== OBJECTIVE ==
Write out the records word for word, with no pictures.

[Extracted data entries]

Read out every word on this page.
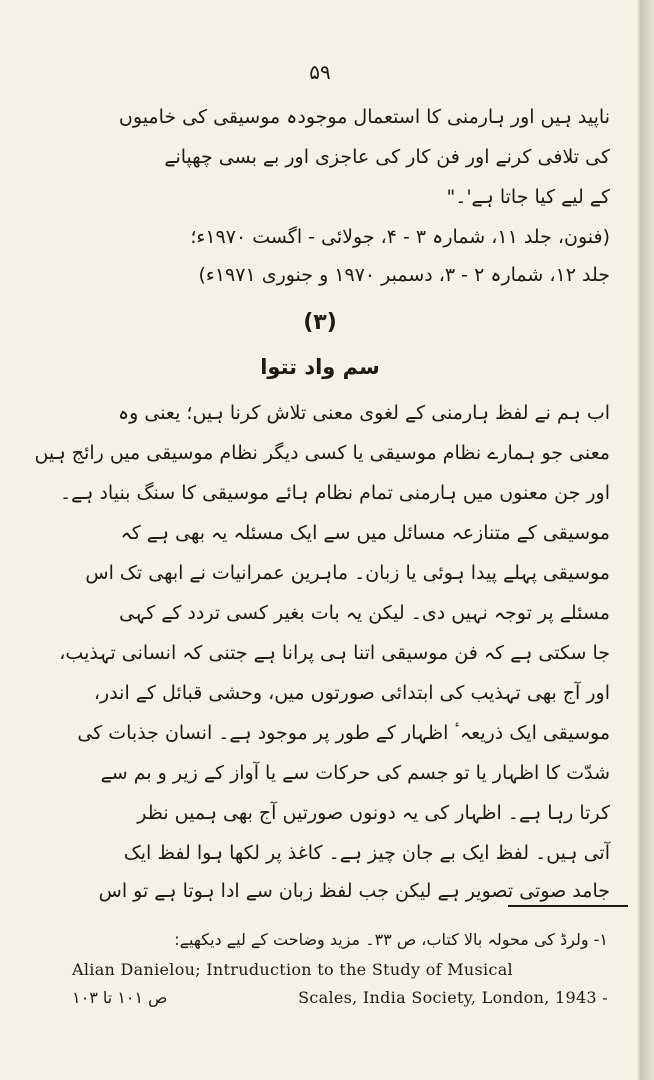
۵۹
ناپید ہیں اور ہارمنی کا استعمال موجودہ موسیقی کی خامیوں
کی تلافی کرنے اور فن کار کی عاجزی اور بے بسی چھپانے
کے لیے کیا جاتا ہے'۔"
(فنون، جلد ۱۱، شمارہ ۳ - ۴، جولائی - اگست ۱۹۷۰ء؛
جلد ۱۲، شمارہ ۲ - ۳، دسمبر ۱۹۷۰ و جنوری ۱۹۷۱ء)
(۳)
سم واد تتوا
اب ہم نے لفظ ہارمنی کے لغوی معنی تلاش کرنا ہیں؛ یعنی وہ
معنی جو ہمارے نظام موسیقی یا کسی دیگر نظام موسیقی میں رائج ہیں
اور جن معنوں میں ہارمنی تمام نظام ہائے موسیقی کا سنگ بنیاد ہے۔
موسیقی کے متنازعہ مسائل میں سے ایک مسئلہ یہ بھی ہے کہ
موسیقی پہلے پیدا ہوئی یا زبان۔ ماہرین عمرانیات نے ابھی تک اس
مسئلے پر توجہ نہیں دی۔ لیکن یہ بات بغیر کسی تردد کے کہی
جا سکتی ہے کہ فن موسیقی اتنا ہی پرانا ہے جتنی کہ انسانی تہذیب،
اور آج بھی تہذیب کی ابتدائی صورتوں میں، وحشی قبائل کے اندر،
موسیقی ایک ذریعہٴ اظہار کے طور پر موجود ہے۔ انسان جذبات کی
شدّت کا اظہار یا تو جسم کی حرکات سے یا آواز کے زیر و بم سے
کرتا رہا ہے۔ اظہار کی یہ دونوں صورتیں آج بھی ہمیں نظر
آتی ہیں۔ لفظ ایک بے جان چیز ہے۔ کاغذ پر لکھا ہوا لفظ ایک
جامد صوتی تصویر ہے لیکن جب لفظ زبان سے ادا ہوتا ہے تو اس
۱- ولرڈ کی محولہ بالا کتاب، ص ۳۳۔ مزید وضاحت کے لیے دیکھیے:
Alian Danielou; Intruduction to the Study of Musical
Scales, India Society, London, 1943 -
ص ۱۰۱ تا ۱۰۳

== PROBLEM SOLUTION ==
Read out every word on this page.
۵۹
ناپید ہیں اور ہارمنی کا استعمال موجودہ موسیقی کی خامیوں
کی تلافی کرنے اور فن کار کی عاجزی اور بے بسی چھپانے
کے لیے کیا جاتا ہے'۔"
(فنون، جلد ۱۱، شمارہ ۳ - ۴، جولائی - اگست ۱۹۷۰ء؛
جلد ۱۲، شمارہ ۲ - ۳، دسمبر ۱۹۷۰ و جنوری ۱۹۷۱ء)
(۳)
سم واد تتوا
اب ہم نے لفظ ہارمنی کے لغوی معنی تلاش کرنا ہیں؛ یعنی وہ
معنی جو ہمارے نظام موسیقی یا کسی دیگر نظام موسیقی میں رائج ہیں
اور جن معنوں میں ہارمنی تمام نظام ہائے موسیقی کا سنگ بنیاد ہے۔
موسیقی کے متنازعہ مسائل میں سے ایک مسئلہ یہ بھی ہے کہ
موسیقی پہلے پیدا ہوئی یا زبان۔ ماہرین عمرانیات نے ابھی تک اس
مسئلے پر توجہ نہیں دی۔ لیکن یہ بات بغیر کسی تردد کے کہی
جا سکتی ہے کہ فن موسیقی اتنا ہی پرانا ہے جتنی کہ انسانی تہذیب،
اور آج بھی تہذیب کی ابتدائی صورتوں میں، وحشی قبائل کے اندر،
موسیقی ایک ذریعہٴ اظہار کے طور پر موجود ہے۔ انسان جذبات کی
شدّت کا اظہار یا تو جسم کی حرکات سے یا آواز کے زیر و بم سے
کرتا رہا ہے۔ اظہار کی یہ دونوں صورتیں آج بھی ہمیں نظر
آتی ہیں۔ لفظ ایک بے جان چیز ہے۔ کاغذ پر لکھا ہوا لفظ ایک
جامد صوتی تصویر ہے لیکن جب لفظ زبان سے ادا ہوتا ہے تو اس
۱- ولرڈ کی محولہ بالا کتاب، ص ۳۳۔ مزید وضاحت کے لیے دیکھیے:
Alian Danielou; Intruduction to the Study of Musical
Scales, India Society, London, 1943 -
ص ۱۰۱ تا ۱۰۳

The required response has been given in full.